Restate every line of the material, word for word.

**Records for processing**:
***

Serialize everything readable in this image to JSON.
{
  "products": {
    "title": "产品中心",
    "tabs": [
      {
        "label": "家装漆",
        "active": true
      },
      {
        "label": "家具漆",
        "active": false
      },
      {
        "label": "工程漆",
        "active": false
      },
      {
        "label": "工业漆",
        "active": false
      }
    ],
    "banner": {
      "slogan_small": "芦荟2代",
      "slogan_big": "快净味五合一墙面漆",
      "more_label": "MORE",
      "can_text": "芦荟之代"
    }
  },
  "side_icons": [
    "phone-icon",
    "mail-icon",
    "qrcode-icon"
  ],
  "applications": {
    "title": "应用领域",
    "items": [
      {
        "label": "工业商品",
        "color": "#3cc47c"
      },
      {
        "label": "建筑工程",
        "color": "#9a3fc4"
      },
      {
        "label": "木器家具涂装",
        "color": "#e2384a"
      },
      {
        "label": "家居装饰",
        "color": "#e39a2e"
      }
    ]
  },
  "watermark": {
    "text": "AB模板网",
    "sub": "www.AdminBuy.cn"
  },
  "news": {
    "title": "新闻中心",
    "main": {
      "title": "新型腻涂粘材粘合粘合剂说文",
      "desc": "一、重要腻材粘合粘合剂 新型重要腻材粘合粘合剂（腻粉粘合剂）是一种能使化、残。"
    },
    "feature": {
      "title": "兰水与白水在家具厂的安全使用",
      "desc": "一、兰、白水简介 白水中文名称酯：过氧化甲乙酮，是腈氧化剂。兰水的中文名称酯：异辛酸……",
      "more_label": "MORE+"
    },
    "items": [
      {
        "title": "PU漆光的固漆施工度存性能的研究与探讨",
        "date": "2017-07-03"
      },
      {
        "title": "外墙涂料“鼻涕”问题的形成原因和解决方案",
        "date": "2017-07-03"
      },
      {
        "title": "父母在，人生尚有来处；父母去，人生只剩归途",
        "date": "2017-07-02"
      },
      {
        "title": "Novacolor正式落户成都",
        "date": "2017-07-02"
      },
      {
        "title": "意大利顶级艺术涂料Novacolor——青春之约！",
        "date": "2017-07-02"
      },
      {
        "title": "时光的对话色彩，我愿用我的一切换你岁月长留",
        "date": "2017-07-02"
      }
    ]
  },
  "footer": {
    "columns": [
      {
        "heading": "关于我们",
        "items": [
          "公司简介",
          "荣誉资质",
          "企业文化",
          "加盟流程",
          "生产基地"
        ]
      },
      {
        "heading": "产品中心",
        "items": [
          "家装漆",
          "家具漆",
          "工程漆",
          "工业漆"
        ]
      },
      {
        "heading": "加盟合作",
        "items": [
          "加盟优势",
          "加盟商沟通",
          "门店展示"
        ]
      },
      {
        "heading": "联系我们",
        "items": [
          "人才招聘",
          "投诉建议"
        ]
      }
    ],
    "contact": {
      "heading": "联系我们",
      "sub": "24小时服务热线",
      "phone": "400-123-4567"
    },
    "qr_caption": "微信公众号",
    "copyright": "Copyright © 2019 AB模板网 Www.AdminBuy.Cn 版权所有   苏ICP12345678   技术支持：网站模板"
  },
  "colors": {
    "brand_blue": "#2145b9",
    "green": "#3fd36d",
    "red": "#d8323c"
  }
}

***

**Answer for the task**:
Serialize everything readable in this image to JSON.
{
  "products": {
    "title": "产品中心",
    "tabs": [
      {
        "label": "家装漆",
        "active": true
      },
      {
        "label": "家具漆",
        "active": false
      },
      {
        "label": "工程漆",
        "active": false
      },
      {
        "label": "工业漆",
        "active": false
      }
    ],
    "banner": {
      "slogan_small": "芦荟2代",
      "slogan_big": "快净味五合一墙面漆",
      "more_label": "MORE",
      "can_text": "芦荟之代"
    }
  },
  "side_icons": [
    "phone-icon",
    "mail-icon",
    "qrcode-icon"
  ],
  "applications": {
    "title": "应用领域",
    "items": [
      {
        "label": "工业商品",
        "color": "#3cc47c"
      },
      {
        "label": "建筑工程",
        "color": "#9a3fc4"
      },
      {
        "label": "木器家具涂装",
        "color": "#e2384a"
      },
      {
        "label": "家居装饰",
        "color": "#e39a2e"
      }
    ]
  },
  "watermark": {
    "text": "AB模板网",
    "sub": "www.AdminBuy.cn"
  },
  "news": {
    "title": "新闻中心",
    "main": {
      "title": "新型腻涂粘材粘合粘合剂说文",
      "desc": "一、重要腻材粘合粘合剂 新型重要腻材粘合粘合剂（腻粉粘合剂）是一种能使化、残。"
    },
    "feature": {
      "title": "兰水与白水在家具厂的安全使用",
      "desc": "一、兰、白水简介 白水中文名称酯：过氧化甲乙酮，是腈氧化剂。兰水的中文名称酯：异辛酸……",
      "more_label": "MORE+"
    },
    "items": [
      {
        "title": "PU漆光的固漆施工度存性能的研究与探讨",
        "date": "2017-07-03"
      },
      {
        "title": "外墙涂料“鼻涕”问题的形成原因和解决方案",
        "date": "2017-07-03"
      },
      {
        "title": "父母在，人生尚有来处；父母去，人生只剩归途",
        "date": "2017-07-02"
      },
      {
        "title": "Novacolor正式落户成都",
        "date": "2017-07-02"
      },
      {
        "title": "意大利顶级艺术涂料Novacolor——青春之约！",
        "date": "2017-07-02"
      },
      {
        "title": "时光的对话色彩，我愿用我的一切换你岁月长留",
        "date": "2017-07-02"
      }
    ]
  },
  "footer": {
    "columns": [
      {
        "heading": "关于我们",
        "items": [
          "公司简介",
          "荣誉资质",
          "企业文化",
          "加盟流程",
          "生产基地"
        ]
      },
      {
        "heading": "产品中心",
        "items": [
          "家装漆",
          "家具漆",
          "工程漆",
          "工业漆"
        ]
      },
      {
        "heading": "加盟合作",
        "items": [
          "加盟优势",
          "加盟商沟通",
          "门店展示"
        ]
      },
      {
        "heading": "联系我们",
        "items": [
          "人才招聘",
          "投诉建议"
        ]
      }
    ],
    "contact": {
      "heading": "联系我们",
      "sub": "24小时服务热线",
      "phone": "400-123-4567"
    },
    "qr_caption": "微信公众号",
    "copyright": "Copyright © 2019 AB模板网 Www.AdminBuy.Cn 版权所有   苏ICP12345678   技术支持：网站模板"
  },
  "colors": {
    "brand_blue": "#2145b9",
    "green": "#3fd36d",
    "red": "#d8323c"
  }
}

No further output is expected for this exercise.